» WHAT TO WORK ON:
Track down the lines that contain "title" and copy them.

» EXCERPTED RECORDS:
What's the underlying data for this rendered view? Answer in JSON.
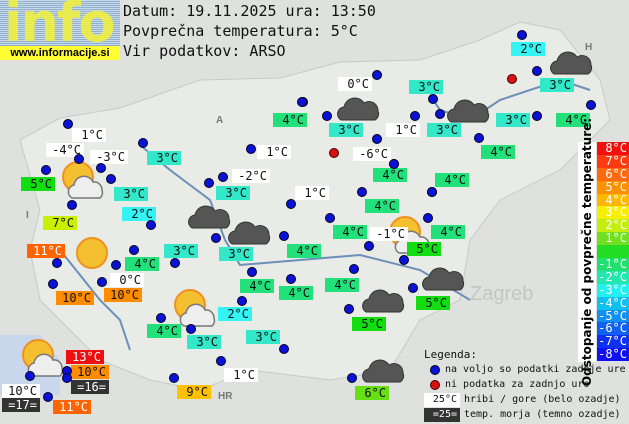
{
  "logo": {
    "text": "info",
    "url": "www.informacije.si"
  },
  "header": {
    "date_line": "Datum: 19.11.2025 ura: 13:50",
    "avg_line": "Povprečna temperatura: 5°C",
    "source_line": "Vir podatkov: ARSO"
  },
  "colors": {
    "station_ok": "#0a12d8",
    "station_missing": "#d81010",
    "mountain_bg": "#ffffff",
    "sea_bg": "#333333"
  },
  "stations": [
    {
      "temp": "2°C",
      "kind": "normal"
    },
    {
      "temp": "0°C",
      "kind": "mountain"
    },
    {
      "temp": "3°C",
      "kind": "normal"
    },
    {
      "temp": "3°C",
      "kind": "normal"
    },
    {
      "temp": "4°C",
      "kind": "normal"
    },
    {
      "temp": "3°C",
      "kind": "normal"
    },
    {
      "temp": "1°C",
      "kind": "mountain"
    },
    {
      "temp": "3°C",
      "kind": "normal"
    },
    {
      "temp": "3°C",
      "kind": "normal"
    },
    {
      "temp": "4°C",
      "kind": "normal"
    },
    {
      "temp": "1°C",
      "kind": "mountain"
    },
    {
      "temp": "-4°C",
      "kind": "mountain"
    },
    {
      "temp": "-3°C",
      "kind": "mountain"
    },
    {
      "temp": "3°C",
      "kind": "normal"
    },
    {
      "temp": "-6°C",
      "kind": "mountain"
    },
    {
      "temp": "4°C",
      "kind": "normal"
    },
    {
      "temp": "1°C",
      "kind": "mountain"
    },
    {
      "temp": "5°C",
      "kind": "normal"
    },
    {
      "temp": "-2°C",
      "kind": "mountain"
    },
    {
      "temp": "4°C",
      "kind": "normal"
    },
    {
      "temp": "4°C",
      "kind": "normal"
    },
    {
      "temp": "3°C",
      "kind": "normal"
    },
    {
      "temp": "3°C",
      "kind": "normal"
    },
    {
      "temp": "1°C",
      "kind": "mountain"
    },
    {
      "temp": "4°C",
      "kind": "normal"
    },
    {
      "temp": "2°C",
      "kind": "normal"
    },
    {
      "temp": "7°C",
      "kind": "normal"
    },
    {
      "temp": "4°C",
      "kind": "normal"
    },
    {
      "temp": "-1°C",
      "kind": "mountain"
    },
    {
      "temp": "4°C",
      "kind": "normal"
    },
    {
      "temp": "11°C",
      "kind": "normal"
    },
    {
      "temp": "3°C",
      "kind": "normal"
    },
    {
      "temp": "3°C",
      "kind": "normal"
    },
    {
      "temp": "4°C",
      "kind": "normal"
    },
    {
      "temp": "5°C",
      "kind": "normal"
    },
    {
      "temp": "4°C",
      "kind": "normal"
    },
    {
      "temp": "0°C",
      "kind": "mountain"
    },
    {
      "temp": "4°C",
      "kind": "normal"
    },
    {
      "temp": "4°C",
      "kind": "normal"
    },
    {
      "temp": "4°C",
      "kind": "normal"
    },
    {
      "temp": "10°C",
      "kind": "normal"
    },
    {
      "temp": "10°C",
      "kind": "normal"
    },
    {
      "temp": "5°C",
      "kind": "normal"
    },
    {
      "temp": "2°C",
      "kind": "normal"
    },
    {
      "temp": "5°C",
      "kind": "normal"
    },
    {
      "temp": "4°C",
      "kind": "normal"
    },
    {
      "temp": "3°C",
      "kind": "normal"
    },
    {
      "temp": "3°C",
      "kind": "normal"
    },
    {
      "temp": "13°C",
      "kind": "normal"
    },
    {
      "temp": "10°C",
      "kind": "normal"
    },
    {
      "temp": "=16=",
      "kind": "sea"
    },
    {
      "temp": "1°C",
      "kind": "mountain"
    },
    {
      "temp": "9°C",
      "kind": "normal"
    },
    {
      "temp": "6°C",
      "kind": "normal"
    },
    {
      "temp": "10°C",
      "kind": "mountain"
    },
    {
      "temp": "11°C",
      "kind": "normal"
    },
    {
      "temp": "=17=",
      "kind": "sea"
    }
  ],
  "station_dots": [
    "ok",
    "ok",
    "ok",
    "missing",
    "ok",
    "ok",
    "ok",
    "ok",
    "ok",
    "ok",
    "ok",
    "ok",
    "ok",
    "ok",
    "missing",
    "ok",
    "ok",
    "ok",
    "ok",
    "ok",
    "ok",
    "ok",
    "ok",
    "ok",
    "ok",
    "ok",
    "ok",
    "ok",
    "ok",
    "ok",
    "ok",
    "ok",
    "ok",
    "ok",
    "ok",
    "ok",
    "ok",
    "ok",
    "ok",
    "ok",
    "ok",
    "ok",
    "ok",
    "ok",
    "ok",
    "ok",
    "ok",
    "ok",
    "ok",
    "ok",
    "ok",
    "ok",
    "ok",
    "ok",
    "ok",
    "ok",
    "ok",
    "ok",
    "ok",
    "ok"
  ],
  "weather_icons": [
    "partly-cloudy",
    "sunny",
    "partly-cloudy",
    "partly-cloudy",
    "partly-cloudy",
    "cloudy",
    "cloudy",
    "cloudy",
    "cloudy",
    "cloudy",
    "cloudy",
    "cloudy",
    "cloudy"
  ],
  "map_labels": {
    "zagreb": "Zagreb",
    "hr": "HR",
    "a": "A",
    "i": "I",
    "h": "H"
  },
  "scale": {
    "title": "Odstopanje od povprečne temperature:",
    "items": [
      {
        "label": "8°C",
        "color": "#f01010"
      },
      {
        "label": "7°C",
        "color": "#ff3a10"
      },
      {
        "label": "6°C",
        "color": "#ff6a10"
      },
      {
        "label": "5°C",
        "color": "#ff9000"
      },
      {
        "label": "4°C",
        "color": "#ffb800"
      },
      {
        "label": "3°C",
        "color": "#f4f000"
      },
      {
        "label": "2°C",
        "color": "#c4ee10"
      },
      {
        "label": "1°C",
        "color": "#70e020"
      },
      {
        "label": "",
        "color": "#22dd22"
      },
      {
        "label": "-1°C",
        "color": "#22e070"
      },
      {
        "label": "-2°C",
        "color": "#22e8b0"
      },
      {
        "label": "-3°C",
        "color": "#22f0f0"
      },
      {
        "label": "-4°C",
        "color": "#10c0f0"
      },
      {
        "label": "-5°C",
        "color": "#1090f0"
      },
      {
        "label": "-6°C",
        "color": "#1060f0"
      },
      {
        "label": "-7°C",
        "color": "#1030f0"
      },
      {
        "label": "-8°C",
        "color": "#1010f0"
      }
    ]
  },
  "legend": {
    "title": "Legenda:",
    "ok": "na voljo so podatki zadnje ure",
    "missing": "ni podatka za zadnjo uro",
    "mountain_sample": "25°C",
    "mountain": "hribi / gore (belo ozadje)",
    "sea_sample": "=25=",
    "sea": "temp. morja (temno ozadje)"
  }
}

» RESULT OF THE TASK:
    "title": "Odstopanje od povprečne temperature:",
    "title": "Legenda:",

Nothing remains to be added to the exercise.